Exercise brief:
Print every entry exactly as written.

[Source records]
########

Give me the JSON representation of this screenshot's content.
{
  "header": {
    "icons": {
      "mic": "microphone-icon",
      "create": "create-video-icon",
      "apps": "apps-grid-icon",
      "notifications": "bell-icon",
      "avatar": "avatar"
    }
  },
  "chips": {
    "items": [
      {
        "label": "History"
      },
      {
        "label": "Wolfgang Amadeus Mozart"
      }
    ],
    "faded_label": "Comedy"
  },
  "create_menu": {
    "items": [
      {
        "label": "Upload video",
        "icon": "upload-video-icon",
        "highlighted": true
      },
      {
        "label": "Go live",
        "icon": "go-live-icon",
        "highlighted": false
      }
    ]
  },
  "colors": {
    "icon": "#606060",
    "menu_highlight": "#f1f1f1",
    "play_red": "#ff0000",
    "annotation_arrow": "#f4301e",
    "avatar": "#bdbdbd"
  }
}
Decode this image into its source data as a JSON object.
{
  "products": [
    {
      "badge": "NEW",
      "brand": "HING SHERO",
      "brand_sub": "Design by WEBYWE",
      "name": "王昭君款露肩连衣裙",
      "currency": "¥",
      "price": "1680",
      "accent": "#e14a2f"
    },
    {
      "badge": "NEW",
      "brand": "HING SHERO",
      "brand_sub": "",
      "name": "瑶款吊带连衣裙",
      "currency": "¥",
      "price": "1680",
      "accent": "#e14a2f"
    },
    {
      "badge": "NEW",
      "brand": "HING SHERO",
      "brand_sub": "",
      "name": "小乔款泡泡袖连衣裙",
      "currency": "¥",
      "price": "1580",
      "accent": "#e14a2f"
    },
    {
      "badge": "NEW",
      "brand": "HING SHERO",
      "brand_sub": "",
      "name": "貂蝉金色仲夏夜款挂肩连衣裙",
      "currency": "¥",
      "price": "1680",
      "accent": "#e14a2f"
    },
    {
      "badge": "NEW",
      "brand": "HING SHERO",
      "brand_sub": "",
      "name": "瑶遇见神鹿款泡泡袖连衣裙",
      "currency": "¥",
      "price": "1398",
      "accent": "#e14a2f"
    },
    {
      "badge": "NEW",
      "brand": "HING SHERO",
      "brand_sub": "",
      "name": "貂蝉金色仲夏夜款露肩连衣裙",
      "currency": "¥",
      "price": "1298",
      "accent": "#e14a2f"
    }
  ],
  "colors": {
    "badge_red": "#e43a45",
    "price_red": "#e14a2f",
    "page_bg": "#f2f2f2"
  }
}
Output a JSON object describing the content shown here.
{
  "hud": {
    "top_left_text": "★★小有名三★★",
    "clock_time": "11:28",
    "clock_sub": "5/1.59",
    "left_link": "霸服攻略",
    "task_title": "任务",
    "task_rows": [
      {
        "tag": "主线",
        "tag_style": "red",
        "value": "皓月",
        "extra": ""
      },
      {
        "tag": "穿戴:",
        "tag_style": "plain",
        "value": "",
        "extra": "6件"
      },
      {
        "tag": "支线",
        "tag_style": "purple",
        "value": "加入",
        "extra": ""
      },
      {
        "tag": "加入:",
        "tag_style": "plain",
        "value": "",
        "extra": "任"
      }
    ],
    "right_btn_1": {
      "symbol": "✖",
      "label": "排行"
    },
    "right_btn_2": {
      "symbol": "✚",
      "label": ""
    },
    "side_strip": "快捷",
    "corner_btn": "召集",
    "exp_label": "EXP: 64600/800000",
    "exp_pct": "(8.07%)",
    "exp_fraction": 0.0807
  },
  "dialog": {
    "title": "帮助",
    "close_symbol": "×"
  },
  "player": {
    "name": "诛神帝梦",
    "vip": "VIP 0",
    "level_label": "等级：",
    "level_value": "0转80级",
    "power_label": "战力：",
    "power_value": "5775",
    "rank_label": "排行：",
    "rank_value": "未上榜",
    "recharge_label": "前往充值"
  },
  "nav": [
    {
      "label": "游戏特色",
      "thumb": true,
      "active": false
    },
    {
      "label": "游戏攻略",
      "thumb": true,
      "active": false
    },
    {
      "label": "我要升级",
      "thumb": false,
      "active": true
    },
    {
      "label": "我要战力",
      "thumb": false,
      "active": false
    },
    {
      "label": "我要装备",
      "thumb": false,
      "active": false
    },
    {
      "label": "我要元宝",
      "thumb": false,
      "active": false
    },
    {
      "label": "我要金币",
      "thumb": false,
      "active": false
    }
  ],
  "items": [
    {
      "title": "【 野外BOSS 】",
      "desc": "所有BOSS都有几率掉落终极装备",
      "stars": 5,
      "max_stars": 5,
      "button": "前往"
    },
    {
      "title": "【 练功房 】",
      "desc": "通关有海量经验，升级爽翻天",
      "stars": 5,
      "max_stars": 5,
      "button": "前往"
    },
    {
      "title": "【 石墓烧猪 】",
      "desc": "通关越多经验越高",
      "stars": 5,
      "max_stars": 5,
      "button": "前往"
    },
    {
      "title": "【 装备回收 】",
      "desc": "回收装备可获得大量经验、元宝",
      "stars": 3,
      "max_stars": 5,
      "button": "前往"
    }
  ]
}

########

Expected answer:
Give me the JSON representation of this screenshot's content.
{
  "header": {
    "icons": {
      "mic": "microphone-icon",
      "create": "create-video-icon",
      "apps": "apps-grid-icon",
      "notifications": "bell-icon",
      "avatar": "avatar"
    }
  },
  "chips": {
    "items": [
      {
        "label": "History"
      },
      {
        "label": "Wolfgang Amadeus Mozart"
      }
    ],
    "faded_label": "Comedy"
  },
  "create_menu": {
    "items": [
      {
        "label": "Upload video",
        "icon": "upload-video-icon",
        "highlighted": true
      },
      {
        "label": "Go live",
        "icon": "go-live-icon",
        "highlighted": false
      }
    ]
  },
  "colors": {
    "icon": "#606060",
    "menu_highlight": "#f1f1f1",
    "play_red": "#ff0000",
    "annotation_arrow": "#f4301e",
    "avatar": "#bdbdbd"
  }
}
Decode this image into its source data as a JSON object.
{
  "products": [
    {
      "badge": "NEW",
      "brand": "HING SHERO",
      "brand_sub": "Design by WEBYWE",
      "name": "王昭君款露肩连衣裙",
      "currency": "¥",
      "price": "1680",
      "accent": "#e14a2f"
    },
    {
      "badge": "NEW",
      "brand": "HING SHERO",
      "brand_sub": "",
      "name": "瑶款吊带连衣裙",
      "currency": "¥",
      "price": "1680",
      "accent": "#e14a2f"
    },
    {
      "badge": "NEW",
      "brand": "HING SHERO",
      "brand_sub": "",
      "name": "小乔款泡泡袖连衣裙",
      "currency": "¥",
      "price": "1580",
      "accent": "#e14a2f"
    },
    {
      "badge": "NEW",
      "brand": "HING SHERO",
      "brand_sub": "",
      "name": "貂蝉金色仲夏夜款挂肩连衣裙",
      "currency": "¥",
      "price": "1680",
      "accent": "#e14a2f"
    },
    {
      "badge": "NEW",
      "brand": "HING SHERO",
      "brand_sub": "",
      "name": "瑶遇见神鹿款泡泡袖连衣裙",
      "currency": "¥",
      "price": "1398",
      "accent": "#e14a2f"
    },
    {
      "badge": "NEW",
      "brand": "HING SHERO",
      "brand_sub": "",
      "name": "貂蝉金色仲夏夜款露肩连衣裙",
      "currency": "¥",
      "price": "1298",
      "accent": "#e14a2f"
    }
  ],
  "colors": {
    "badge_red": "#e43a45",
    "price_red": "#e14a2f",
    "page_bg": "#f2f2f2"
  }
}
Output a JSON object describing the content shown here.
{
  "hud": {
    "top_left_text": "★★小有名三★★",
    "clock_time": "11:28",
    "clock_sub": "5/1.59",
    "left_link": "霸服攻略",
    "task_title": "任务",
    "task_rows": [
      {
        "tag": "主线",
        "tag_style": "red",
        "value": "皓月",
        "extra": ""
      },
      {
        "tag": "穿戴:",
        "tag_style": "plain",
        "value": "",
        "extra": "6件"
      },
      {
        "tag": "支线",
        "tag_style": "purple",
        "value": "加入",
        "extra": ""
      },
      {
        "tag": "加入:",
        "tag_style": "plain",
        "value": "",
        "extra": "任"
      }
    ],
    "right_btn_1": {
      "symbol": "✖",
      "label": "排行"
    },
    "right_btn_2": {
      "symbol": "✚",
      "label": ""
    },
    "side_strip": "快捷",
    "corner_btn": "召集",
    "exp_label": "EXP: 64600/800000",
    "exp_pct": "(8.07%)",
    "exp_fraction": 0.0807
  },
  "dialog": {
    "title": "帮助",
    "close_symbol": "×"
  },
  "player": {
    "name": "诛神帝梦",
    "vip": "VIP 0",
    "level_label": "等级：",
    "level_value": "0转80级",
    "power_label": "战力：",
    "power_value": "5775",
    "rank_label": "排行：",
    "rank_value": "未上榜",
    "recharge_label": "前往充值"
  },
  "nav": [
    {
      "label": "游戏特色",
      "thumb": true,
      "active": false
    },
    {
      "label": "游戏攻略",
      "thumb": true,
      "active": false
    },
    {
      "label": "我要升级",
      "thumb": false,
      "active": true
    },
    {
      "label": "我要战力",
      "thumb": false,
      "active": false
    },
    {
      "label": "我要装备",
      "thumb": false,
      "active": false
    },
    {
      "label": "我要元宝",
      "thumb": false,
      "active": false
    },
    {
      "label": "我要金币",
      "thumb": false,
      "active": false
    }
  ],
  "items": [
    {
      "title": "【 野外BOSS 】",
      "desc": "所有BOSS都有几率掉落终极装备",
      "stars": 5,
      "max_stars": 5,
      "button": "前往"
    },
    {
      "title": "【 练功房 】",
      "desc": "通关有海量经验，升级爽翻天",
      "stars": 5,
      "max_stars": 5,
      "button": "前往"
    },
    {
      "title": "【 石墓烧猪 】",
      "desc": "通关越多经验越高",
      "stars": 5,
      "max_stars": 5,
      "button": "前往"
    },
    {
      "title": "【 装备回收 】",
      "desc": "回收装备可获得大量经验、元宝",
      "stars": 3,
      "max_stars": 5,
      "button": "前往"
    }
  ]
}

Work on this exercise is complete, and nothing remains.